Written task -> Please rewrite every line of the records below as a Markdown table with the columns Row and Line, numbering the rows and skipping any blank lines.

Records from a data collection ->
— Begin —
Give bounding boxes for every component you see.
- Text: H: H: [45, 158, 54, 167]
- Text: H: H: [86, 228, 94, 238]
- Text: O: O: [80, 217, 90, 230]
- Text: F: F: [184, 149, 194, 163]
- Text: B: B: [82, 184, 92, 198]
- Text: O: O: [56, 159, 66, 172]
— End —
Solution below ->
| Row | Line |
|---|---|
| 1 | Give bounding boxes for every component you see. |
| 2 | - Text: H: H: [45, 158, 54, 167] |
| 3 | - Text: H: H: [86, 228, 94, 238] |
| 4 | - Text: O: O: [80, 217, 90, 230] |
| 5 | - Text: F: F: [184, 149, 194, 163] |
| 6 | - Text: B: B: [82, 184, 92, 198] |
| 7 | - Text: O: O: [56, 159, 66, 172] |